■ **Your instructions**
Gather, from the listing beneath this task, every line holding the string "text".

■ **Given data**

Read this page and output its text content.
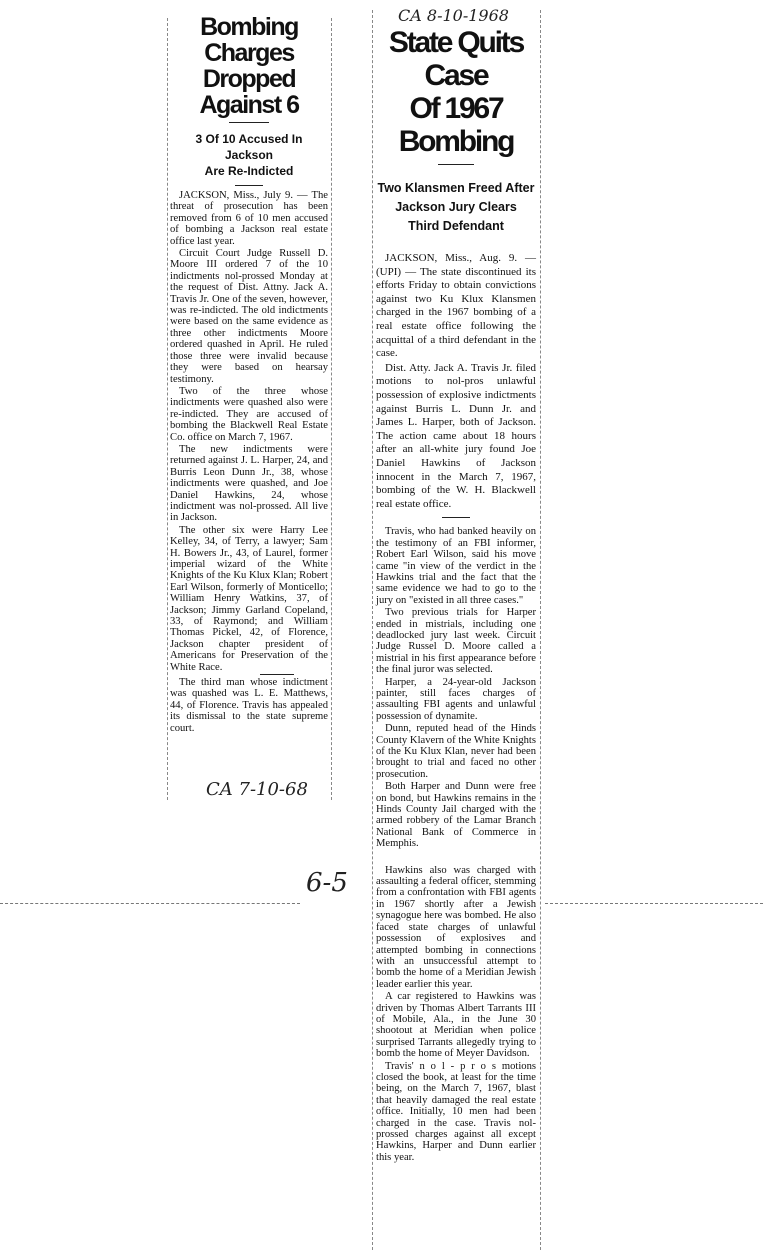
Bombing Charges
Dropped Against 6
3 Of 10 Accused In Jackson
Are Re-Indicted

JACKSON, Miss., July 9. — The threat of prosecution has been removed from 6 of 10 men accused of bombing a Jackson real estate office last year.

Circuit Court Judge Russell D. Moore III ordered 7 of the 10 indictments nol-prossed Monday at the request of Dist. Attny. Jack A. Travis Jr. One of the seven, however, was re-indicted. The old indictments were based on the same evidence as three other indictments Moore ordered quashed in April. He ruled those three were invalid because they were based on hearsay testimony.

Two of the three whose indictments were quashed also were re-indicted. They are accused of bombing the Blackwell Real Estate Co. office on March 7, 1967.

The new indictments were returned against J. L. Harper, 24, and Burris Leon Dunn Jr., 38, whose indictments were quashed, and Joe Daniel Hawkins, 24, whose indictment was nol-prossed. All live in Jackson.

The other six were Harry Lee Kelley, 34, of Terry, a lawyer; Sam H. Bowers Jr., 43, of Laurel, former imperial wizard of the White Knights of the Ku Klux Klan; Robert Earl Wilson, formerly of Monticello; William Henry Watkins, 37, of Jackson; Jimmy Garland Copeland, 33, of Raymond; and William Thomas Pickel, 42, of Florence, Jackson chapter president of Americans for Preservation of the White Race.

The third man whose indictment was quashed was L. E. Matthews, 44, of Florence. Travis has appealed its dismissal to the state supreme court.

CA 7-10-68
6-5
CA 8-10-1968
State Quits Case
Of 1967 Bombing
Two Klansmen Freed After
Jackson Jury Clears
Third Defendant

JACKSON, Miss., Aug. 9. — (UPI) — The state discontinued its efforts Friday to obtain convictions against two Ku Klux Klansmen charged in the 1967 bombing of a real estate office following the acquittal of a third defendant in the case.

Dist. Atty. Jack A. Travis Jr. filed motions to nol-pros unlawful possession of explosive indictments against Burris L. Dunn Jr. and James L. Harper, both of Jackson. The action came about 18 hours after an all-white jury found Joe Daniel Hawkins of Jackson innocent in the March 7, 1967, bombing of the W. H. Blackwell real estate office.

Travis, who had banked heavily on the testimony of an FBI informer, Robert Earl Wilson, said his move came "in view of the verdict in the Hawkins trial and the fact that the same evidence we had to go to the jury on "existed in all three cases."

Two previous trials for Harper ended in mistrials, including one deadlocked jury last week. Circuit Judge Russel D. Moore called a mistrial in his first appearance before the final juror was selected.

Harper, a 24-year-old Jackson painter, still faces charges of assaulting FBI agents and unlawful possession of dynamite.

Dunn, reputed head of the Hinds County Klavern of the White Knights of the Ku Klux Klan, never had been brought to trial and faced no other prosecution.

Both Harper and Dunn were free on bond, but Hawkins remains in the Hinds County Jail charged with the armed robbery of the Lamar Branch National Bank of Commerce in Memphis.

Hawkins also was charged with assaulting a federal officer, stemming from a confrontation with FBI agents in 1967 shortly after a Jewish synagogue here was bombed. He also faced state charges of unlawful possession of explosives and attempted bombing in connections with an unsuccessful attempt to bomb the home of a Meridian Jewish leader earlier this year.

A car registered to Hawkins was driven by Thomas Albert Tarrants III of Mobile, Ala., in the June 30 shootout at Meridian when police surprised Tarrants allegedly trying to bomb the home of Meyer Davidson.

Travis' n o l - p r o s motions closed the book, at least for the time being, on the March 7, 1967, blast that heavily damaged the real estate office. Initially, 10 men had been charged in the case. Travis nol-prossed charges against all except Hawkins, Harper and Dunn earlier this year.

* * *

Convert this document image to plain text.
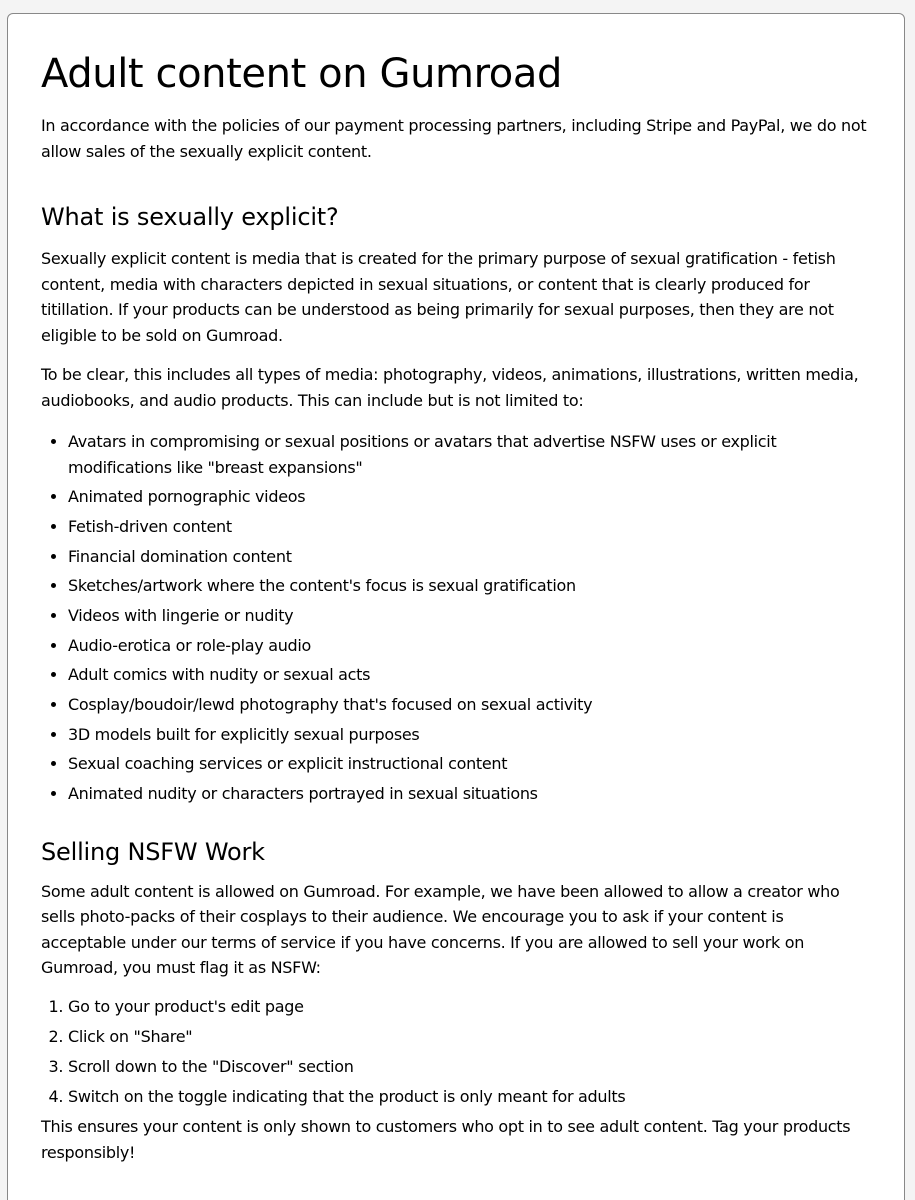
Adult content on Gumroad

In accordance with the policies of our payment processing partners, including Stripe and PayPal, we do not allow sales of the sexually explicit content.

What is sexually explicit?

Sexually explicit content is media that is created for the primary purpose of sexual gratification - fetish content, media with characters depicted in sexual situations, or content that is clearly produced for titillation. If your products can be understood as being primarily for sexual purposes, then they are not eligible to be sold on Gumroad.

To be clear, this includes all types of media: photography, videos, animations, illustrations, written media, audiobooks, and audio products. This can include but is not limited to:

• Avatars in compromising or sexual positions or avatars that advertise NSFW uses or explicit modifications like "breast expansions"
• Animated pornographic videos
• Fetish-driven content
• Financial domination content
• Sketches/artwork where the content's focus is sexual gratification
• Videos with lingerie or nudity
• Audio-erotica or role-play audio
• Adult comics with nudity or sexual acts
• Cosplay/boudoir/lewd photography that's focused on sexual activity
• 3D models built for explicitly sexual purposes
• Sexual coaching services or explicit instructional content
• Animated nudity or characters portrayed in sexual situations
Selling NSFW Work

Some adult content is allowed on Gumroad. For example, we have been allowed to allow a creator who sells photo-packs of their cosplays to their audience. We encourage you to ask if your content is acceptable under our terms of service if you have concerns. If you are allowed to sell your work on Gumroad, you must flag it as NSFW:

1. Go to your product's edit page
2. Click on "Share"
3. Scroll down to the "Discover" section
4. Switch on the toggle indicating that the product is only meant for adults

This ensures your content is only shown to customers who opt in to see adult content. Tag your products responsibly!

■ **Solution**
Read this page and output its text content.
Convert this document image to plain text.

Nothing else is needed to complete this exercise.